----- Records supplied

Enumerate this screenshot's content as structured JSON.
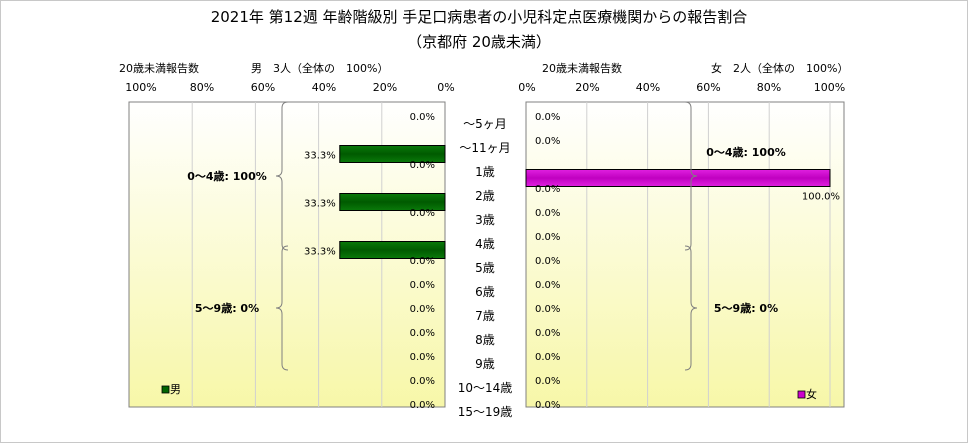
{
  "chart_data": {
    "type": "bar",
    "title": "2021年 第12週 年齢階級別 手足口病患者の小児科定点医療機関からの報告割合",
    "subtitle": "（京都府 20歳未満）",
    "categories": [
      "～5ヶ月",
      "～11ヶ月",
      "1歳",
      "2歳",
      "3歳",
      "4歳",
      "5歳",
      "6歳",
      "7歳",
      "8歳",
      "9歳",
      "10～14歳",
      "15～19歳"
    ],
    "axis_caption": "20歳未満報告数",
    "male": {
      "header": "男　3人（全体の　100%）",
      "legend": "男",
      "color": "#006400",
      "values": [
        0.0,
        33.3,
        0.0,
        33.3,
        0.0,
        33.3,
        0.0,
        0.0,
        0.0,
        0.0,
        0.0,
        0.0,
        0.0
      ],
      "labels": [
        "0.0%",
        "33.3%",
        "0.0%",
        "33.3%",
        "0.0%",
        "33.3%",
        "0.0%",
        "0.0%",
        "0.0%",
        "0.0%",
        "0.0%",
        "0.0%",
        "0.0%"
      ],
      "ticks": [
        "100%",
        "80%",
        "60%",
        "40%",
        "20%",
        "0%"
      ],
      "groups": [
        {
          "label": "0～4歳: 100%",
          "from": 0,
          "to": 5
        },
        {
          "label": "5～9歳: 0%",
          "from": 6,
          "to": 10
        }
      ]
    },
    "female": {
      "header": "女　2人（全体の　100%）",
      "legend": "女",
      "color": "#cc00cc",
      "values": [
        0.0,
        0.0,
        100.0,
        0.0,
        0.0,
        0.0,
        0.0,
        0.0,
        0.0,
        0.0,
        0.0,
        0.0,
        0.0
      ],
      "labels": [
        "0.0%",
        "0.0%",
        "100.0%",
        "0.0%",
        "0.0%",
        "0.0%",
        "0.0%",
        "0.0%",
        "0.0%",
        "0.0%",
        "0.0%",
        "0.0%",
        "0.0%"
      ],
      "ticks": [
        "0%",
        "20%",
        "40%",
        "60%",
        "80%",
        "100%"
      ],
      "groups": [
        {
          "label": "0～4歳: 100%",
          "from": 0,
          "to": 5
        },
        {
          "label": "5～9歳: 0%",
          "from": 6,
          "to": 10
        }
      ]
    },
    "xlim": [
      0,
      100
    ],
    "grid": true
  }
}
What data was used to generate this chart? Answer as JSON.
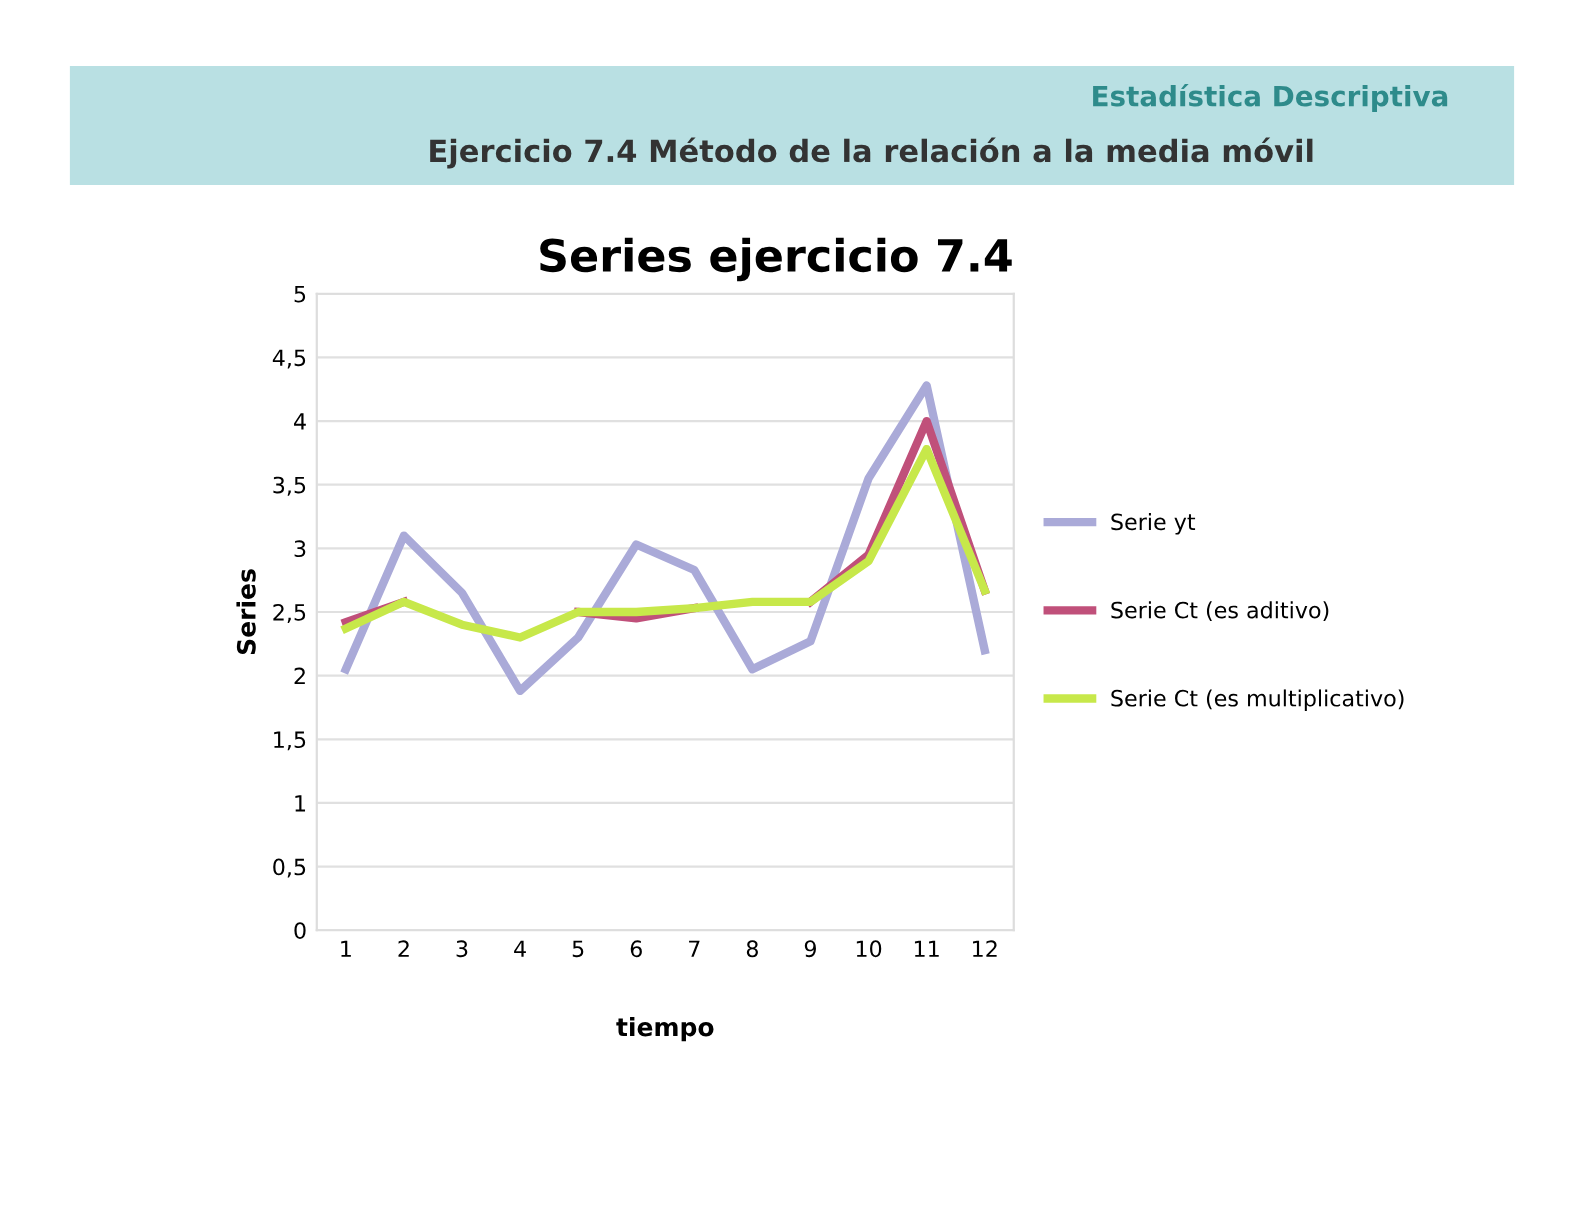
{
  "chart_data": {
    "type": "line",
    "title": "Series ejercicio 7.4",
    "xlabel": "tiempo",
    "ylabel": "Series",
    "annotations": [
      "Estadística Descriptiva",
      "Ejercicio 7.4 Método de la relación a la media móvil"
    ],
    "categories": [
      "1",
      "2",
      "3",
      "4",
      "5",
      "6",
      "7",
      "8",
      "9",
      "10",
      "11",
      "12"
    ],
    "series": [
      {
        "name": "Serie yt",
        "color": "#aaaad8",
        "values": [
          2.05,
          3.1,
          2.65,
          1.88,
          2.3,
          3.03,
          2.83,
          2.05,
          2.27,
          3.55,
          4.28,
          2.2
        ]
      },
      {
        "name": "Serie Ct (es aditivo)",
        "color": "#c0507a",
        "values": [
          2.42,
          2.58,
          null,
          null,
          2.5,
          2.45,
          2.53,
          null,
          2.58,
          2.95,
          4.0,
          2.67
        ]
      },
      {
        "name": "Serie Ct (es multiplicativo)",
        "color": "#c7e84a",
        "values": [
          2.37,
          2.58,
          2.4,
          2.3,
          2.5,
          2.5,
          2.53,
          2.58,
          2.58,
          2.9,
          3.78,
          2.67
        ]
      }
    ],
    "ylim": [
      0,
      5
    ],
    "yticks": [
      0,
      {
        "value": 0.5,
        "label": "0,5"
      },
      1,
      {
        "value": 1.5,
        "label": "1,5"
      },
      2,
      {
        "value": 2.5,
        "label": "2,5"
      },
      3,
      {
        "value": 3.5,
        "label": "3,5"
      },
      4,
      {
        "value": 4.5,
        "label": "4,5"
      },
      5
    ],
    "grid": "y",
    "legend": "right",
    "marker": "none",
    "line_style": "solid"
  }
}
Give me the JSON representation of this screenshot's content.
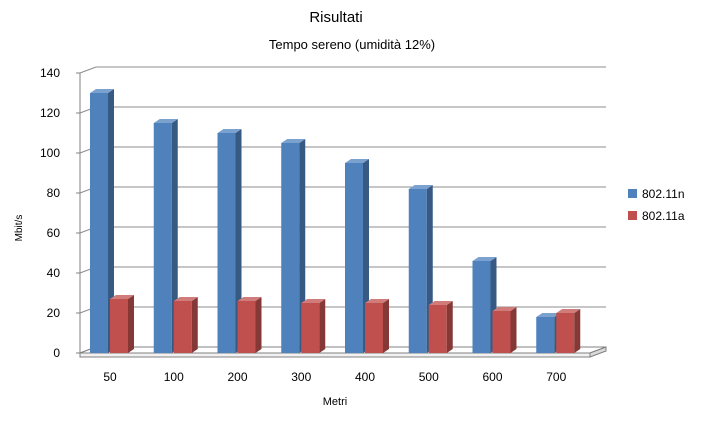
{
  "chart_data": {
    "type": "bar",
    "title": "Risultati",
    "subtitle": "Tempo sereno (umidità 12%)",
    "xlabel": "Metri",
    "ylabel": "Mbit/s",
    "categories": [
      "50",
      "100",
      "200",
      "300",
      "400",
      "500",
      "600",
      "700"
    ],
    "series": [
      {
        "name": "802.11n",
        "color": "#4f81bd",
        "values": [
          130,
          115,
          110,
          105,
          95,
          82,
          46,
          18
        ]
      },
      {
        "name": "802.11a",
        "color": "#c0504d",
        "values": [
          27,
          26,
          26,
          25,
          25,
          24,
          21,
          20
        ]
      }
    ],
    "ylim": [
      0,
      140
    ],
    "yticks": [
      0,
      20,
      40,
      60,
      80,
      100,
      120,
      140
    ],
    "grid": true,
    "legend_position": "right",
    "style": "3d-clustered-column"
  }
}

----------

• **Your goal**: Your job is to transcribe the entries above exactly; skip the pictures.

• **Solved problem**:
Enumerate this screenshot's content as structured JSON.
{
  "chart_data": {
    "type": "bar",
    "title": "2021年 第12週 年齢階級別 手足口病患者の小児科定点医療機関からの報告割合",
    "subtitle": "（京都府 20歳未満）",
    "categories": [
      "～5ヶ月",
      "～11ヶ月",
      "1歳",
      "2歳",
      "3歳",
      "4歳",
      "5歳",
      "6歳",
      "7歳",
      "8歳",
      "9歳",
      "10～14歳",
      "15～19歳"
    ],
    "axis_caption": "20歳未満報告数",
    "male": {
      "header": "男　3人（全体の　100%）",
      "legend": "男",
      "color": "#006400",
      "values": [
        0.0,
        33.3,
        0.0,
        33.3,
        0.0,
        33.3,
        0.0,
        0.0,
        0.0,
        0.0,
        0.0,
        0.0,
        0.0
      ],
      "labels": [
        "0.0%",
        "33.3%",
        "0.0%",
        "33.3%",
        "0.0%",
        "33.3%",
        "0.0%",
        "0.0%",
        "0.0%",
        "0.0%",
        "0.0%",
        "0.0%",
        "0.0%"
      ],
      "ticks": [
        "100%",
        "80%",
        "60%",
        "40%",
        "20%",
        "0%"
      ],
      "groups": [
        {
          "label": "0～4歳: 100%",
          "from": 0,
          "to": 5
        },
        {
          "label": "5～9歳: 0%",
          "from": 6,
          "to": 10
        }
      ]
    },
    "female": {
      "header": "女　2人（全体の　100%）",
      "legend": "女",
      "color": "#cc00cc",
      "values": [
        0.0,
        0.0,
        100.0,
        0.0,
        0.0,
        0.0,
        0.0,
        0.0,
        0.0,
        0.0,
        0.0,
        0.0,
        0.0
      ],
      "labels": [
        "0.0%",
        "0.0%",
        "100.0%",
        "0.0%",
        "0.0%",
        "0.0%",
        "0.0%",
        "0.0%",
        "0.0%",
        "0.0%",
        "0.0%",
        "0.0%",
        "0.0%"
      ],
      "ticks": [
        "0%",
        "20%",
        "40%",
        "60%",
        "80%",
        "100%"
      ],
      "groups": [
        {
          "label": "0～4歳: 100%",
          "from": 0,
          "to": 5
        },
        {
          "label": "5～9歳: 0%",
          "from": 6,
          "to": 10
        }
      ]
    },
    "xlim": [
      0,
      100
    ],
    "grid": true
  }
}
What data was used to generate this chart? Answer as JSON.
{
  "chart_data": {
    "type": "line",
    "title": "Series ejercicio 7.4",
    "xlabel": "tiempo",
    "ylabel": "Series",
    "annotations": [
      "Estadística Descriptiva",
      "Ejercicio 7.4 Método de la relación a la media móvil"
    ],
    "categories": [
      "1",
      "2",
      "3",
      "4",
      "5",
      "6",
      "7",
      "8",
      "9",
      "10",
      "11",
      "12"
    ],
    "series": [
      {
        "name": "Serie yt",
        "color": "#aaaad8",
        "values": [
          2.05,
          3.1,
          2.65,
          1.88,
          2.3,
          3.03,
          2.83,
          2.05,
          2.27,
          3.55,
          4.28,
          2.2
        ]
      },
      {
        "name": "Serie Ct (es aditivo)",
        "color": "#c0507a",
        "values": [
          2.42,
          2.58,
          null,
          null,
          2.5,
          2.45,
          2.53,
          null,
          2.58,
          2.95,
          4.0,
          2.67
        ]
      },
      {
        "name": "Serie Ct (es multiplicativo)",
        "color": "#c7e84a",
        "values": [
          2.37,
          2.58,
          2.4,
          2.3,
          2.5,
          2.5,
          2.53,
          2.58,
          2.58,
          2.9,
          3.78,
          2.67
        ]
      }
    ],
    "ylim": [
      0,
      5
    ],
    "yticks": [
      0,
      {
        "value": 0.5,
        "label": "0,5"
      },
      1,
      {
        "value": 1.5,
        "label": "1,5"
      },
      2,
      {
        "value": 2.5,
        "label": "2,5"
      },
      3,
      {
        "value": 3.5,
        "label": "3,5"
      },
      4,
      {
        "value": 4.5,
        "label": "4,5"
      },
      5
    ],
    "grid": "y",
    "legend": "right",
    "marker": "none",
    "line_style": "solid"
  }
}
Give me the JSON representation of this screenshot's content.
{
  "chart_data": {
    "type": "bar",
    "title": "Risultati",
    "subtitle": "Tempo sereno (umidità 12%)",
    "xlabel": "Metri",
    "ylabel": "Mbit/s",
    "categories": [
      "50",
      "100",
      "200",
      "300",
      "400",
      "500",
      "600",
      "700"
    ],
    "series": [
      {
        "name": "802.11n",
        "color": "#4f81bd",
        "values": [
          130,
          115,
          110,
          105,
          95,
          82,
          46,
          18
        ]
      },
      {
        "name": "802.11a",
        "color": "#c0504d",
        "values": [
          27,
          26,
          26,
          25,
          25,
          24,
          21,
          20
        ]
      }
    ],
    "ylim": [
      0,
      140
    ],
    "yticks": [
      0,
      20,
      40,
      60,
      80,
      100,
      120,
      140
    ],
    "grid": true,
    "legend_position": "right",
    "style": "3d-clustered-column"
  }
}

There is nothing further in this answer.